(Dataset items)
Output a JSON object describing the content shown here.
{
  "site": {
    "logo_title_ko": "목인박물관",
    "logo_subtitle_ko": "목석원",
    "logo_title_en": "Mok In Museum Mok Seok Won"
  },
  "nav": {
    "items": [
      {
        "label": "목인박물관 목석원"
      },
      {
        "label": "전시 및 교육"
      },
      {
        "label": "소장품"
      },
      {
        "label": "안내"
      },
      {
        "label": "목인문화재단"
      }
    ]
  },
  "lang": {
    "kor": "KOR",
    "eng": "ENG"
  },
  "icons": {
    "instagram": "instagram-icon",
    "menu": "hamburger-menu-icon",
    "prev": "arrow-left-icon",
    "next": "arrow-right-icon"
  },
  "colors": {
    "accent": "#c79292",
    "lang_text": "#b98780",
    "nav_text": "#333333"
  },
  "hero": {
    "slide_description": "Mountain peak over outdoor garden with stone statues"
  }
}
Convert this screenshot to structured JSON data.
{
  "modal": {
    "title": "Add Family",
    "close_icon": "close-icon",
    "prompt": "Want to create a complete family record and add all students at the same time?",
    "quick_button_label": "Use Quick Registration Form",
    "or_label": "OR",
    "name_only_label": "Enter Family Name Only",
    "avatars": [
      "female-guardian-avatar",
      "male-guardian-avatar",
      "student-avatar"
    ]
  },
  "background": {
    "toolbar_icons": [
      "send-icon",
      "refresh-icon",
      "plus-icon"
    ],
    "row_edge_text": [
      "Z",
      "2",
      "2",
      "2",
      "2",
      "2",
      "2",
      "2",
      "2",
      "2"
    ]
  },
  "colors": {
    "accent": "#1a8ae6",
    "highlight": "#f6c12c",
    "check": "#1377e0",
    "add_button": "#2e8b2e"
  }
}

TASK TO COMPLETE. Repeat, without change, each line of the data above from the one that contains "Convert this screenshot" through the final line, counting both.

ANSWER.
Convert this screenshot to structured JSON data.
{
  "modal": {
    "title": "Add Family",
    "close_icon": "close-icon",
    "prompt": "Want to create a complete family record and add all students at the same time?",
    "quick_button_label": "Use Quick Registration Form",
    "or_label": "OR",
    "name_only_label": "Enter Family Name Only",
    "avatars": [
      "female-guardian-avatar",
      "male-guardian-avatar",
      "student-avatar"
    ]
  },
  "background": {
    "toolbar_icons": [
      "send-icon",
      "refresh-icon",
      "plus-icon"
    ],
    "row_edge_text": [
      "Z",
      "2",
      "2",
      "2",
      "2",
      "2",
      "2",
      "2",
      "2",
      "2"
    ]
  },
  "colors": {
    "accent": "#1a8ae6",
    "highlight": "#f6c12c",
    "check": "#1377e0",
    "add_button": "#2e8b2e"
  }
}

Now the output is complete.